EXCERPT

## START

# Querying external database sources of interest

* Enable users to integrate data from external databases of interest within BBP KG
* While using the Nexus Forge interface and BMO vocabulary as much as possible as
* While benefiting from out of the box (meta)data transformation to make them ready for BBP internal pipelines and applications
* Demo with Mouselight, NeuroElectro, UniProt

In [1]:
import json

from kgforge.core import KnowledgeGraphForge
from kgforge.specializations.resources import Dataset

In [2]:
endpoint = "https://staging.nise.bbp.epfl.ch/nexus/v1"
BUCKET = "neurosciencegraph/datamodels"
forge = KnowledgeGraphForge("../../configurations/database-sources/prod-nexus-sources.yml", endpoint=endpoint, bucket=BUCKET)

# List of Data sources

In [3]:
forge.db_sources(pretty=True)

Available Database sources:
UniProt
NeuroElectro
MouseLight


In [4]:
sources = forge.db_sources(pretty=False)

## END

EXERCISES
• a. Reproduce the Nexus Forge notebook word for word from "from kgforge.core import" to "forge.db_sources(pretty=True)".
• b. Pick up the Nexus Forge notebook on external database sources after its last line and keep it going.
The rows aren't needed for any of this.

RAW DATA
## START

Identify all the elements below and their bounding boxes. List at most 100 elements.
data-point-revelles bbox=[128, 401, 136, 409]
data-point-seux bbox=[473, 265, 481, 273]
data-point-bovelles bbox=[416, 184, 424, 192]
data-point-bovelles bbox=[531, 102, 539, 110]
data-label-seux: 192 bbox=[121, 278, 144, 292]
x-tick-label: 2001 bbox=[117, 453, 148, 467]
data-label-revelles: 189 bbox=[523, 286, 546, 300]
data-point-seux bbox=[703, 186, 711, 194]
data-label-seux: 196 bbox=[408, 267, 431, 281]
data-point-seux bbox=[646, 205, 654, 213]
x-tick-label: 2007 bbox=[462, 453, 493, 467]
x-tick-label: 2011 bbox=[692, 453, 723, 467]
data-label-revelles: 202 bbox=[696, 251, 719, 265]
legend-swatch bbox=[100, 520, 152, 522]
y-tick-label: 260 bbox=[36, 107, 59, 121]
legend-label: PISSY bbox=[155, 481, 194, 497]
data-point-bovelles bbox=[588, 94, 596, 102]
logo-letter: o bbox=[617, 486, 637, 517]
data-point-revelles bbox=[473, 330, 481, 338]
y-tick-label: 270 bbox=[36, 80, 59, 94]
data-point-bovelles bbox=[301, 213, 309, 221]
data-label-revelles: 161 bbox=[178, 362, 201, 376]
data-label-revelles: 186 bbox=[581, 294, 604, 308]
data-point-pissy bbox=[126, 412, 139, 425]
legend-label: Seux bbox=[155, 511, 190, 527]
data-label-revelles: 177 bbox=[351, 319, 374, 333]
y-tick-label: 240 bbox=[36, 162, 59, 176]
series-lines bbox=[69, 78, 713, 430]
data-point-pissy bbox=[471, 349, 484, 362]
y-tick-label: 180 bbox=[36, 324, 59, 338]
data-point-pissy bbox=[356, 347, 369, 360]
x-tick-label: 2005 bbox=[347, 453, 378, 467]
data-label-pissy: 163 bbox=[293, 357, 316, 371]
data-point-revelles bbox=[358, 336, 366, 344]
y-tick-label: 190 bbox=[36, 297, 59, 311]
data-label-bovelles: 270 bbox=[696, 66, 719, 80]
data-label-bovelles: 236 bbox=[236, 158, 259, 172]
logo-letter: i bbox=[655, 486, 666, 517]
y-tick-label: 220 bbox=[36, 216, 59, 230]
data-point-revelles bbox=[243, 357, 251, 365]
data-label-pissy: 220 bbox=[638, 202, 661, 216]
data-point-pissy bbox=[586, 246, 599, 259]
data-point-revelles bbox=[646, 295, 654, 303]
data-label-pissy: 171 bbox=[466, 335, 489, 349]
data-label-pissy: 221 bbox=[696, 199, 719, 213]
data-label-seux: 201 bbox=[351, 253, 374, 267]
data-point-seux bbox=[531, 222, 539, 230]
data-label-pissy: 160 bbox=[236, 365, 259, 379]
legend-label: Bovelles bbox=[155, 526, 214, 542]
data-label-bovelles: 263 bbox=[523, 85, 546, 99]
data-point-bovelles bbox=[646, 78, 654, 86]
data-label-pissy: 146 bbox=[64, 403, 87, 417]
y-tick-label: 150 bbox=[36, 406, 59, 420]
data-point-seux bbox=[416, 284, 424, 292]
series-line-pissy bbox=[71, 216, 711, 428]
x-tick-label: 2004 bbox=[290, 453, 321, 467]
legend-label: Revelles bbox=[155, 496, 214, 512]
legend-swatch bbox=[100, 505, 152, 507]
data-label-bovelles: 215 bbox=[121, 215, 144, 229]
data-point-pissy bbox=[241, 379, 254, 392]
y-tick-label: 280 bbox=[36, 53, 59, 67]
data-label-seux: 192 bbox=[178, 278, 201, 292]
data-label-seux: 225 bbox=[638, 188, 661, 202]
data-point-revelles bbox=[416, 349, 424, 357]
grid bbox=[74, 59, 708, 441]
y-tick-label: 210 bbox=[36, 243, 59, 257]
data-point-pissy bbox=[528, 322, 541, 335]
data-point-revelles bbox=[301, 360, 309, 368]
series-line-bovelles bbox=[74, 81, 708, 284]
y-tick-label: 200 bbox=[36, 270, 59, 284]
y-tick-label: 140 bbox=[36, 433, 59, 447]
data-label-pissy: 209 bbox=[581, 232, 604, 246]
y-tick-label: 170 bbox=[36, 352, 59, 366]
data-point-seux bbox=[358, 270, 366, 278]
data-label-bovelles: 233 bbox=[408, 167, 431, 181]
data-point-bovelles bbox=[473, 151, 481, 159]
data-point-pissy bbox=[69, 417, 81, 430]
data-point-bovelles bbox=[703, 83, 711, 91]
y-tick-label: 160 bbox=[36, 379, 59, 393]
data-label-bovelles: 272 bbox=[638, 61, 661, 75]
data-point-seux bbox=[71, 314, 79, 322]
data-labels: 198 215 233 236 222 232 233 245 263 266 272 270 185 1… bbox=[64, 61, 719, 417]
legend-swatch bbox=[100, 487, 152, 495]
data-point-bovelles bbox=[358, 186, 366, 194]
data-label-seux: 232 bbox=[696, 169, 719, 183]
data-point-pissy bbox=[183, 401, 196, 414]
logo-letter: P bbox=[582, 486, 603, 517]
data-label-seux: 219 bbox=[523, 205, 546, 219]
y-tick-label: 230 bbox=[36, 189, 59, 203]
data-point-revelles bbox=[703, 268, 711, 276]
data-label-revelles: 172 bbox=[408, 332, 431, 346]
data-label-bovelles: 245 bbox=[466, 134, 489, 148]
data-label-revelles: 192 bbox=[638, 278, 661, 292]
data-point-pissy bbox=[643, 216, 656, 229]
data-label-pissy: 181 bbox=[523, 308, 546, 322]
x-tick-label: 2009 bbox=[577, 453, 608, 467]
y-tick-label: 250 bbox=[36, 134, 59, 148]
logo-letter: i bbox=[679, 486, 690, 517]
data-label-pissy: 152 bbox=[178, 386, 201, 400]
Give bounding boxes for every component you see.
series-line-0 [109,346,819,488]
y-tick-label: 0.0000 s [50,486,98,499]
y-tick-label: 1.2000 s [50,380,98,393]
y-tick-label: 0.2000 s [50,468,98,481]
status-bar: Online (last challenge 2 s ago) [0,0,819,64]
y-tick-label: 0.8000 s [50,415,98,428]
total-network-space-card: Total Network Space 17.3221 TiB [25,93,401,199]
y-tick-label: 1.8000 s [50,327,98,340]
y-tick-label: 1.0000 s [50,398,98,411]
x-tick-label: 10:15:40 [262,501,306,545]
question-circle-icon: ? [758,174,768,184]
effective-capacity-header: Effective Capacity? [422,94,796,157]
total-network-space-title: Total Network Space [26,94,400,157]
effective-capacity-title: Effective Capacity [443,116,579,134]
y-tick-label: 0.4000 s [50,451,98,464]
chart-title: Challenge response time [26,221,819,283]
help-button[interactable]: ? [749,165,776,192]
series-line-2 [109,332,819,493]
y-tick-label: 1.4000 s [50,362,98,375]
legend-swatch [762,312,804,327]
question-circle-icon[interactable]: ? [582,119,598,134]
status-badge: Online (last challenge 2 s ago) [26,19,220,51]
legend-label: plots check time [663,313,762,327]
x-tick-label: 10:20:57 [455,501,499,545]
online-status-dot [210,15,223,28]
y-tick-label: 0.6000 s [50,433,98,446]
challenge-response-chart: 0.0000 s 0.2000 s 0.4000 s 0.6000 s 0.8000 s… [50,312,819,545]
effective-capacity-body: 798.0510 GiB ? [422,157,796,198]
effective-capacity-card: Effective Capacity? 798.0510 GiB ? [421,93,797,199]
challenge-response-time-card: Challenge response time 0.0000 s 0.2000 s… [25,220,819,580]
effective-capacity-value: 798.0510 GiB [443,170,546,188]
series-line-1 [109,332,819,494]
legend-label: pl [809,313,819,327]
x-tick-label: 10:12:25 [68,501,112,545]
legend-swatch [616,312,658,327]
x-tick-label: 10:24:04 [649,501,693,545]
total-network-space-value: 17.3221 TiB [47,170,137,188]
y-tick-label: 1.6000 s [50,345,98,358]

## END

RESPONSES PER TASK
• a.
from kgforge.core import KnowledgeGraphForge
from kgforge.specializations.resources import Dataset

In [2]:
endpoint = "https://staging.nise.bbp.epfl.ch/nexus/v1"
BUCKET = "neurosciencegraph/datamodels"
forge = KnowledgeGraphForge("../../configurations/database-sources/prod-nexus-sources.yml", endpoint=endpoint, bucket=BUCKET)

# List of Data sources

In [3]:
forge.db_sources(pretty=True)

• b.
In [5]:

data = {
       'store':{
          'name': 'DemoStore'
       },
        'model': { 
          'name': 'DemoModel',
          'origin': 'directory',
          'source': "../../../tests/data/demo-model/" 
        }
}


In [6]:
from kgforge.specializations.resources import DatabaseSource
ds = DatabaseSource(forge, name="DemoDB", from_forge=False, **data)

In [7]:
# print(ds)

In [8]:
forge.db_sources(pretty=True)

Available Database sources:
UniProt
NeuroElectro
MouseLight
DemoDB


# Data source metadata

In [9]:
mouselight = sources["MouseLight"]

## Name, description, url, license, protocol => more can be added through configuration

In [10]:
print(mouselight.name)
print(mouselight.protocol)
print(mouselight.license)

MouseLight
https://www.janelia.org/project-team/mouselight/resources
{'id': 'https://creativecommons.org/licenses/by-nc/4.0', 'label': 'CC BY-NC 4.0'}


## Get data mappings (hold transformations logic) per data type

* Data mappings are used to transform results obtained from the external data sources so that they are ready for consumption by BBP tools
* Perform automatic ontology linking

In [11]:
forge.mappings("MouseLight", pretty=False)

{'NeuronMorphology': ['DictionaryMapping']}

In [12]:
forge.mappings('UniProt', pretty=True)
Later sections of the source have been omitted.